## THE EXERCISE
Go through the data below and copy it exactly, skipping every picture.

─── DATASET RECORDS

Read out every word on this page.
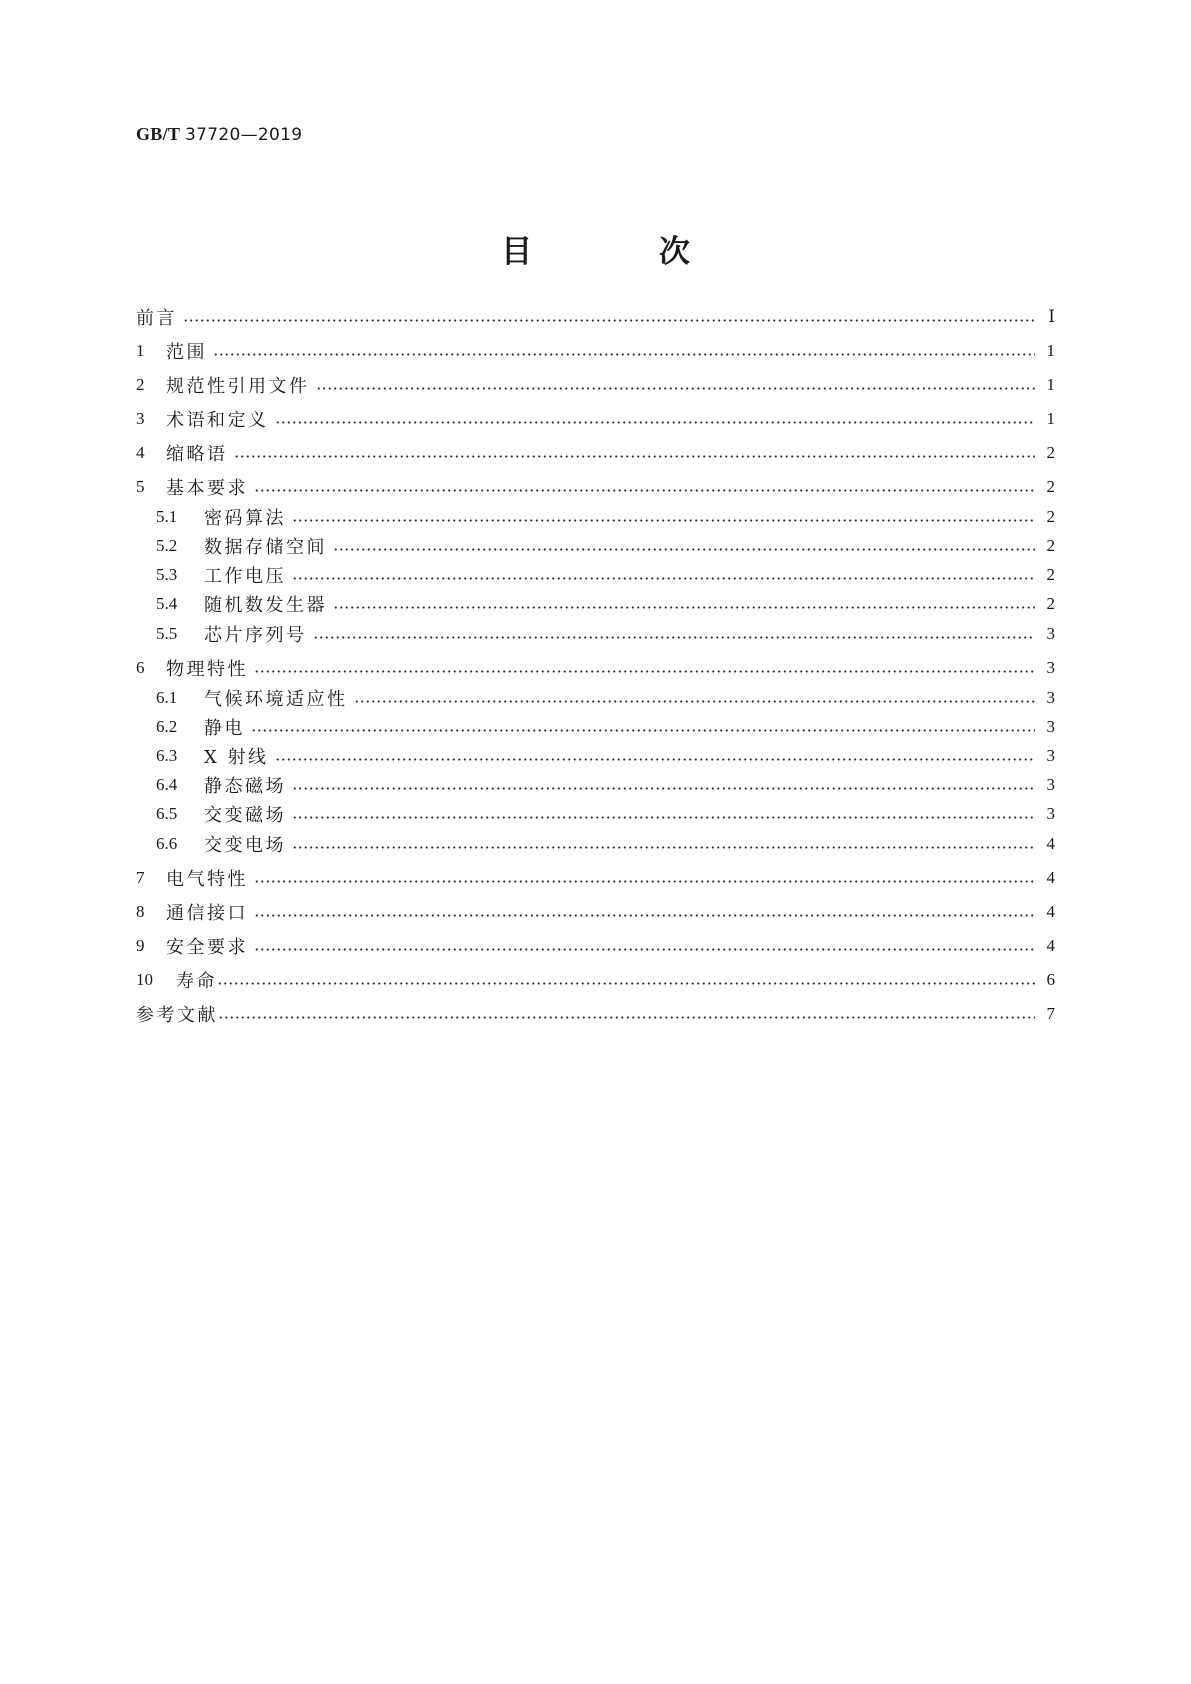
GB/T 37720—2019
目 次
前言	Ⅰ
1	范围	1
2	规范性引用文件	1
3	术语和定义	1
4	缩略语	2
5	基本要求	2
5.1	密码算法	2
5.2	数据存储空间	2
5.3	工作电压	2
5.4	随机数发生器	2
5.5	芯片序列号	3
6	物理特性	3
6.1	气候环境适应性	3
6.2	静电	3
6.3	X 射线	3
6.4	静态磁场	3
6.5	交变磁场	3
6.6	交变电场	4
7	电气特性	4
8	通信接口	4
9	安全要求	4
10	寿命	6
参考文献	7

──────

## WRITTEN REPLY
Read out every word on this page.
GB/T 37720—2019
目 次
前言	Ⅰ
1	范围	1
2	规范性引用文件	1
3	术语和定义	1
4	缩略语	2
5	基本要求	2
5.1	密码算法	2
5.2	数据存储空间	2
5.3	工作电压	2
5.4	随机数发生器	2
5.5	芯片序列号	3
6	物理特性	3
6.1	气候环境适应性	3
6.2	静电	3
6.3	X 射线	3
6.4	静态磁场	3
6.5	交变磁场	3
6.6	交变电场	4
7	电气特性	4
8	通信接口	4
9	安全要求	4
10	寿命	6
参考文献	7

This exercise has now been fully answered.